— Start RECORDS SUPPLIED —
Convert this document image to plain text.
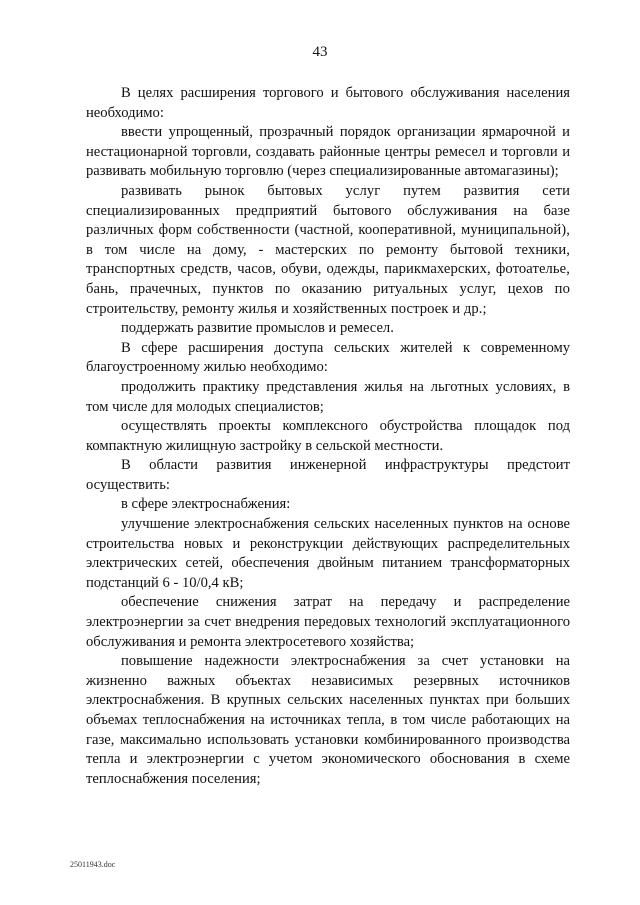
43

В целях расширения торгового и бытового обслуживания населения необходимо:

ввести упрощенный, прозрачный порядок организации ярмарочной и нестационарной торговли, создавать районные центры ремесел и торговли и развивать мобильную торговлю (через специализированные автомагазины);

развивать рынок бытовых услуг путем развития сети специализированных предприятий бытового обслуживания на базе различных форм собственности (частной, кооперативной, муниципальной), в том числе на дому, - мастерских по ремонту бытовой техники, транспортных средств, часов, обуви, одежды, парикмахерских, фотоателье, бань, прачечных, пунктов по оказанию ритуальных услуг, цехов по строительству, ремонту жилья и хозяйственных построек и др.;

поддержать развитие промыслов и ремесел.

В сфере расширения доступа сельских жителей к современному благоустроенному жилью необходимо:

продолжить практику представления жилья на льготных условиях, в том числе для молодых специалистов;

осуществлять проекты комплексного обустройства площадок под компактную жилищную застройку в сельской местности.

В области развития инженерной инфраструктуры предстоит осуществить:

в сфере электроснабжения:

улучшение электроснабжения сельских населенных пунктов на основе строительства новых и реконструкции действующих распределительных электрических сетей, обеспечения двойным питанием трансформаторных подстанций 6 - 10/0,4 кВ;

обеспечение снижения затрат на передачу и распределение электроэнергии за счет внедрения передовых технологий эксплуатационного обслуживания и ремонта электросетевого хозяйства;

повышение надежности электроснабжения за счет установки на жизненно важных объектах независимых резервных источников электроснабжения. В крупных сельских населенных пунктах при больших объемах теплоснабжения на источниках тепла, в том числе работающих на газе, максимально использовать установки комбинированного производства тепла и электроэнергии с учетом экономического обоснования в схеме теплоснабжения поселения;

25011943.doc
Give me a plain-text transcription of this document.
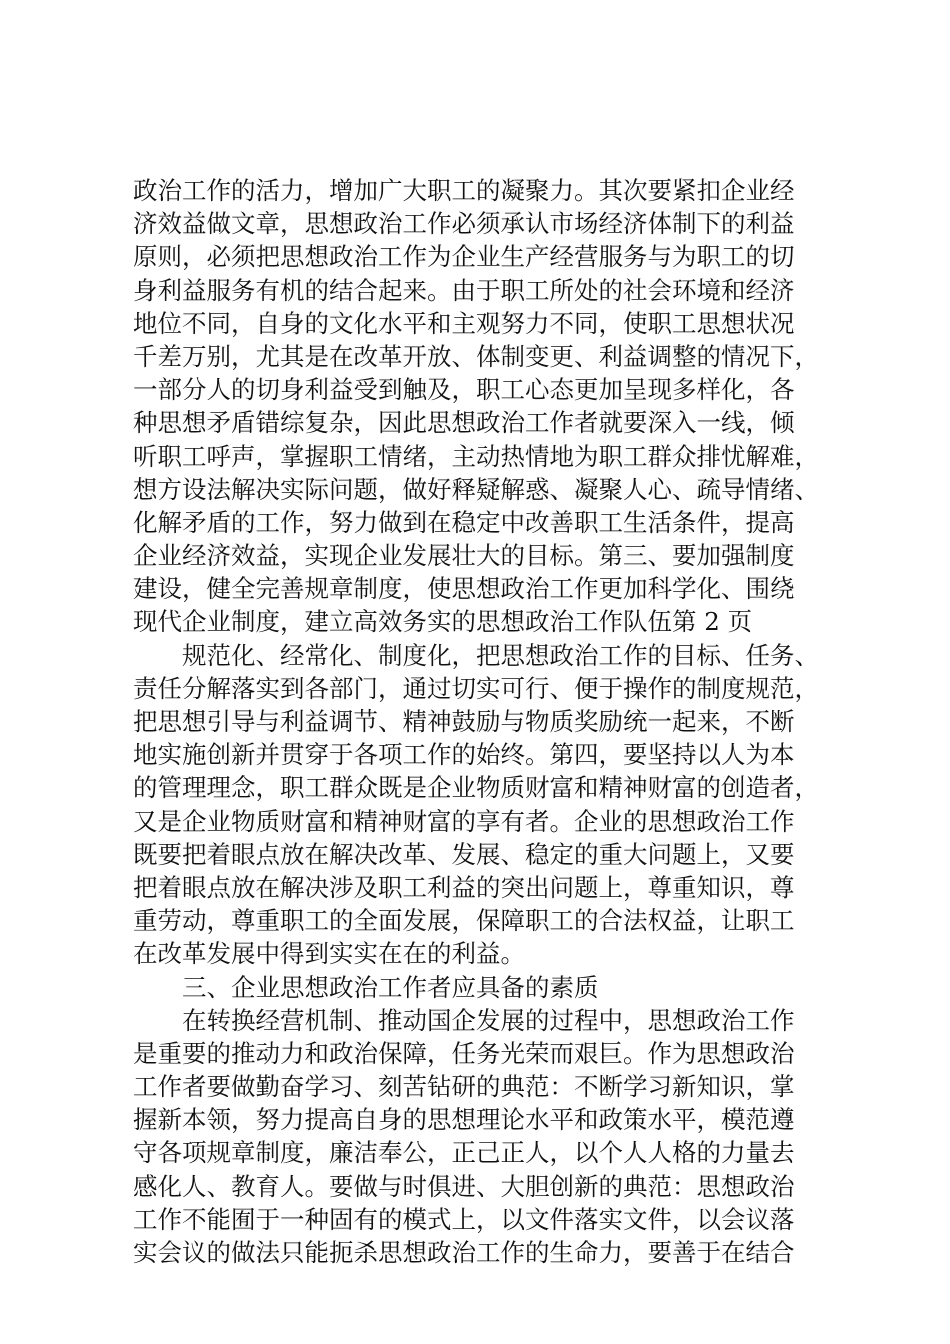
政治工作的活力，增加广大职工的凝聚力。其次要紧扣企业经
济效益做文章，思想政治工作必须承认市场经济体制下的利益
原则，必须把思想政治工作为企业生产经营服务与为职工的切
身利益服务有机的结合起来。由于职工所处的社会环境和经济
地位不同，自身的文化水平和主观努力不同，使职工思想状况
千差万别，尤其是在改革开放、体制变更、利益调整的情况下，
一部分人的切身利益受到触及，职工心态更加呈现多样化，各
种思想矛盾错综复杂，因此思想政治工作者就要深入一线，倾
听职工呼声，掌握职工情绪，主动热情地为职工群众排忧解难，
想方设法解决实际问题，做好释疑解惑、凝聚人心、疏导情绪、
化解矛盾的工作，努力做到在稳定中改善职工生活条件，提高
企业经济效益，实现企业发展壮大的目标。第三、要加强制度
建设，健全完善规章制度，使思想政治工作更加科学化、围绕
现代企业制度，建立高效务实的思想政治工作队伍第 2 页
规范化、经常化、制度化，把思想政治工作的目标、任务、
责任分解落实到各部门，通过切实可行、便于操作的制度规范，
把思想引导与利益调节、精神鼓励与物质奖励统一起来，不断
地实施创新并贯穿于各项工作的始终。第四，要坚持以人为本
的管理理念，职工群众既是企业物质财富和精神财富的创造者，
又是企业物质财富和精神财富的享有者。企业的思想政治工作
既要把着眼点放在解决改革、发展、稳定的重大问题上，又要
把着眼点放在解决涉及职工利益的突出问题上，尊重知识，尊
重劳动，尊重职工的全面发展，保障职工的合法权益，让职工
在改革发展中得到实实在在的利益。
三、企业思想政治工作者应具备的素质
在转换经营机制、推动国企发展的过程中，思想政治工作
是重要的推动力和政治保障，任务光荣而艰巨。作为思想政治
工作者要做勤奋学习、刻苦钻研的典范：不断学习新知识，掌
握新本领，努力提高自身的思想理论水平和政策水平，模范遵
守各项规章制度，廉洁奉公，正己正人，以个人人格的力量去
感化人、教育人。要做与时俱进、大胆创新的典范：思想政治
工作不能囿于一种固有的模式上，以文件落实文件，以会议落
实会议的做法只能扼杀思想政治工作的生命力，要善于在结合
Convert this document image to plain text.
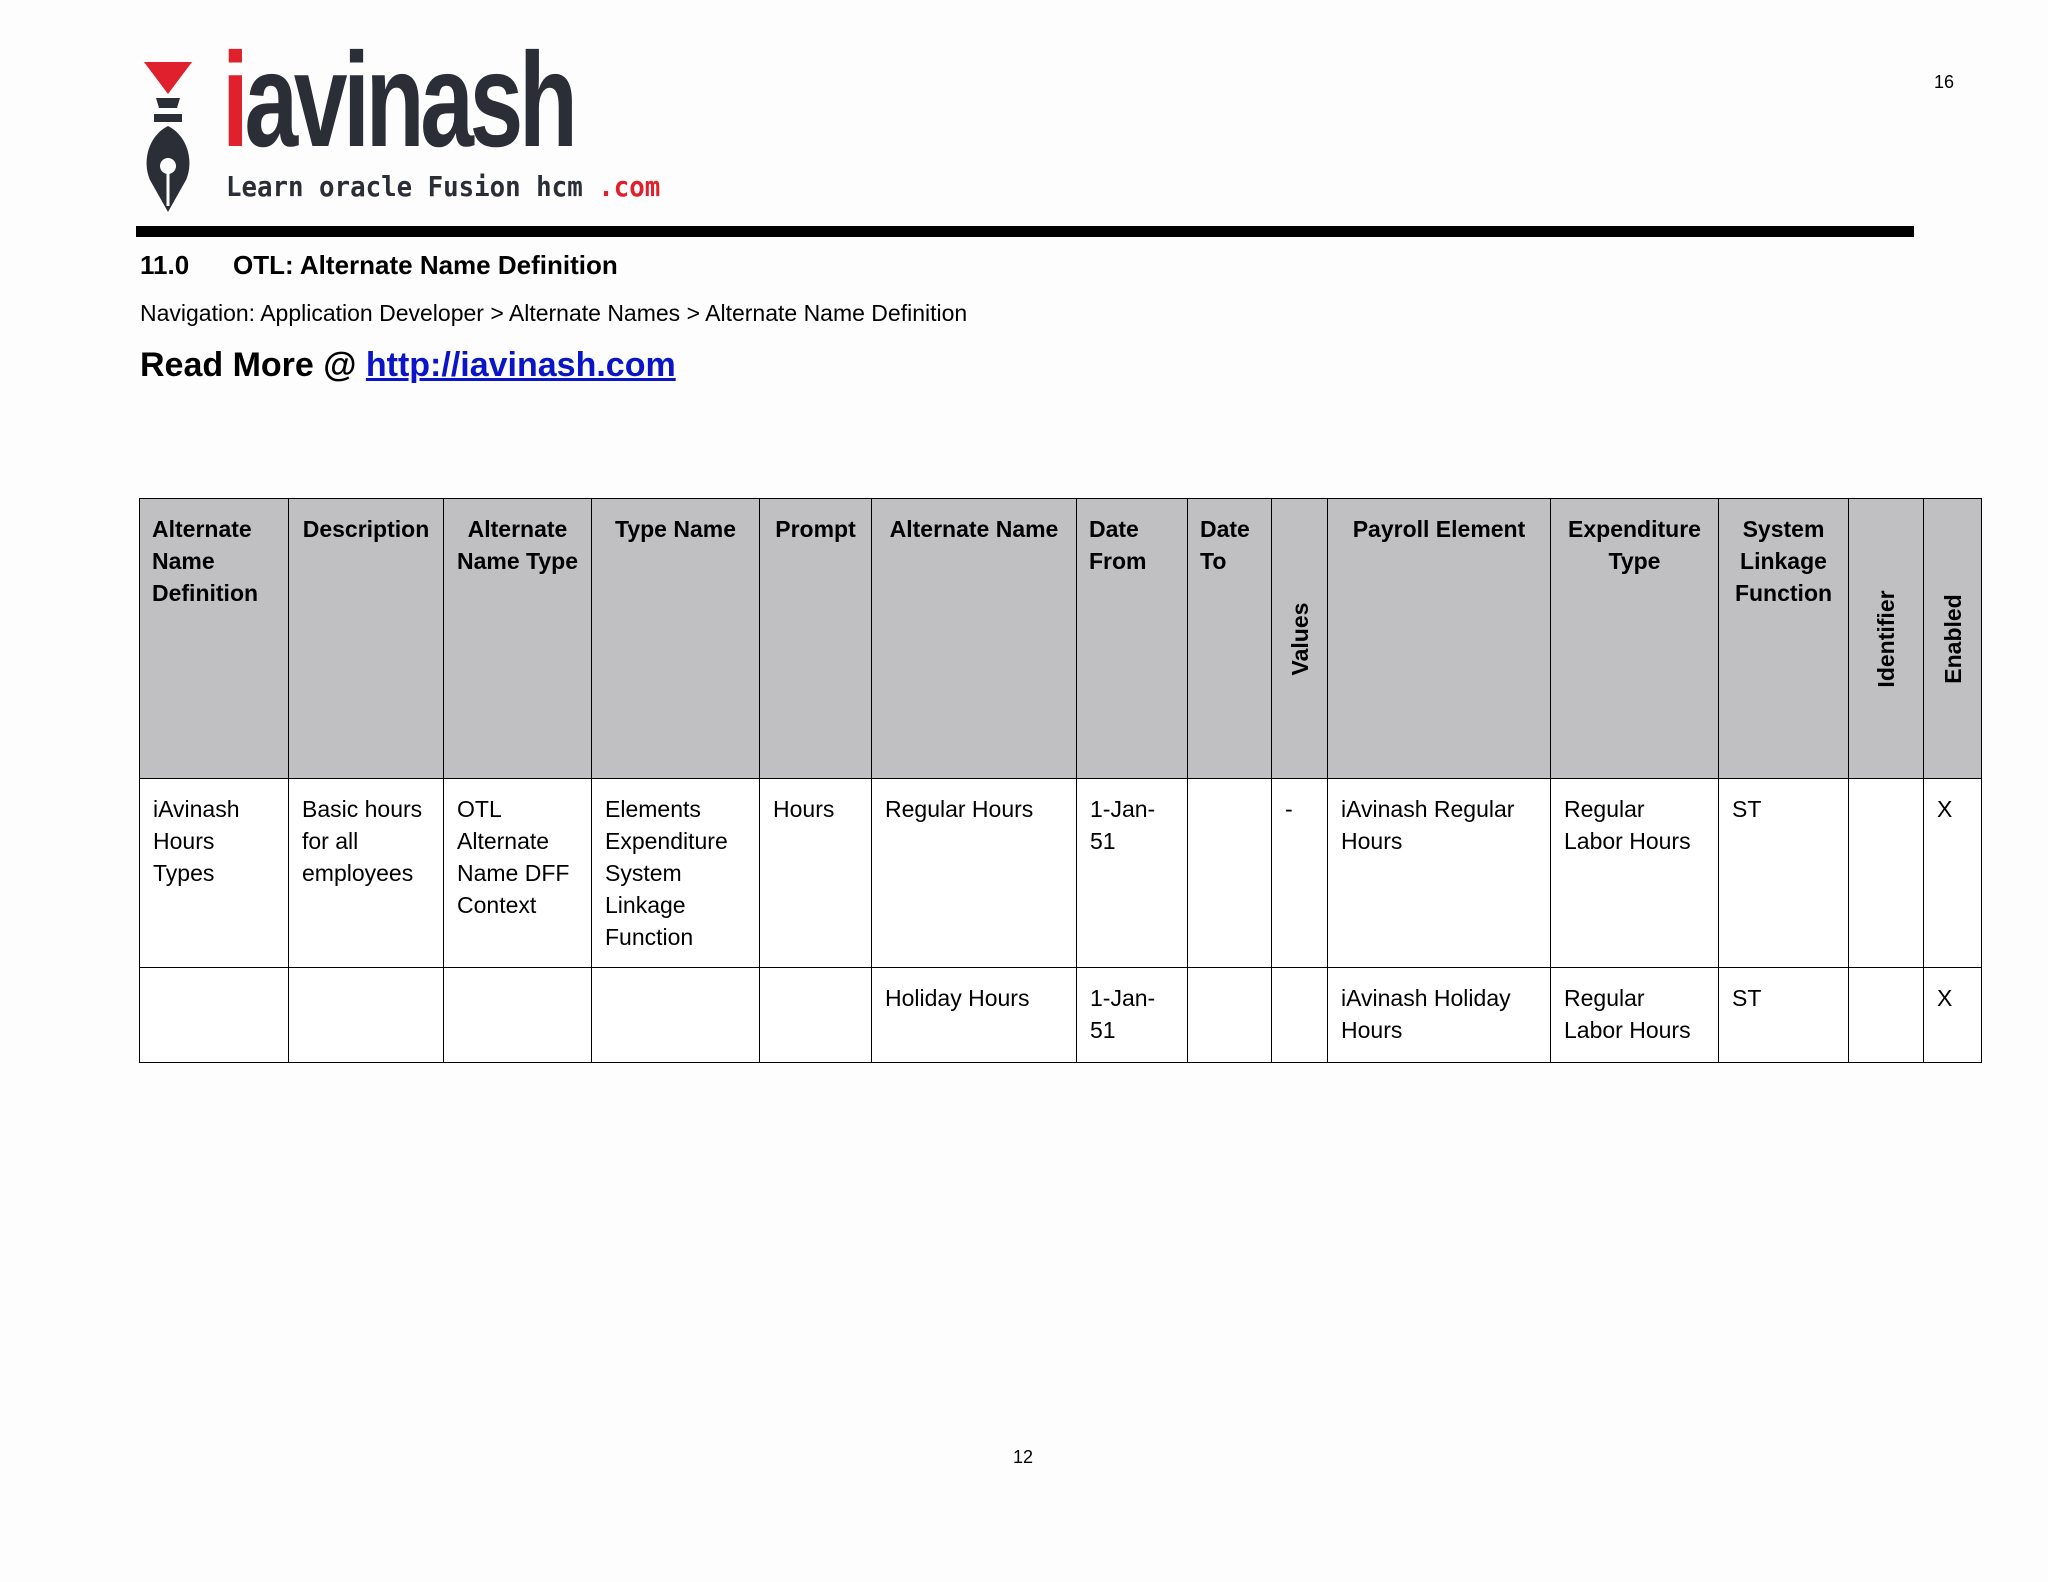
iavinash
Learn oracle Fusion hcm .com
16
11.0 OTL: Alternate Name Definition
Navigation: Application Developer > Alternate Names > Alternate Name Definition
Read More @ http://iavinash.com
Alternate Name Definition	Description	Alternate Name Type	Type Name	Prompt	Alternate Name	Date From	Date To	Values	Payroll Element	Expenditure Type	System Linkage Function	Identifier	Enabled

iAvinash Hours Types	Basic hours for all employees	OTL Alternate Name DFF Context	Elements Expenditure System Linkage Function	Hours	Regular Hours	1-Jan-51		-	iAvinash Regular Hours	Regular Labor Hours	ST		X
					Holiday Hours	1-Jan-51			iAvinash Holiday Hours	Regular Labor Hours	ST		X
12
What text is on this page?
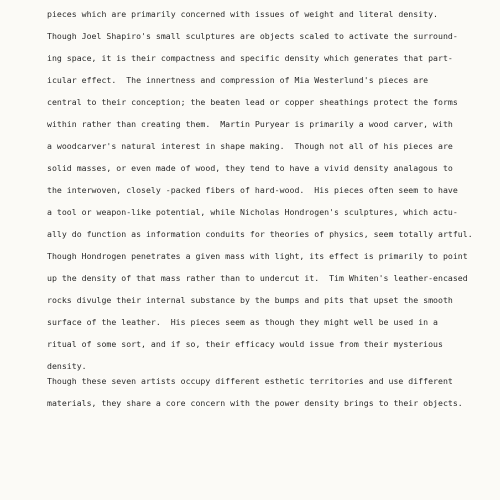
pieces which are primarily concerned with issues of weight and literal density.
Though Joel Shapiro's small sculptures are objects scaled to activate the surround-
ing space, it is their compactness and specific density which generates that part-
icular effect.  The innertness and compression of Mia Westerlund's pieces are
central to their conception; the beaten lead or copper sheathings protect the forms
within rather than creating them.  Martin Puryear is primarily a wood carver, with
a woodcarver's natural interest in shape making.  Though not all of his pieces are
solid masses, or even made of wood, they tend to have a vivid density analagous to
the interwoven, closely -packed fibers of hard-wood.  His pieces often seem to have
a tool or weapon-like potential, while Nicholas Hondrogen's sculptures, which actu-
ally do function as information conduits for theories of physics, seem totally artful.
Though Hondrogen penetrates a given mass with light, its effect is primarily to point
up the density of that mass rather than to undercut it.  Tim Whiten's leather-encased
rocks divulge their internal substance by the bumps and pits that upset the smooth
surface of the leather.  His pieces seem as though they might well be used in a
ritual of some sort, and if so, their efficacy would issue from their mysterious
density.
Though these seven artists occupy different esthetic territories and use different
materials, they share a core concern with the power density brings to their objects.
— End RECORDS SUPPLIED —
## GIVEN TASK:
Find each line with the string "that" and copy it out.

## ANSWER TO THIS PROBLEM:
ing space, it is their compactness and specific density which generates that part-
up the density of that mass rather than to undercut it.  Tim Whiten's leather-encased
rocks divulge their internal substance by the bumps and pits that upset the smooth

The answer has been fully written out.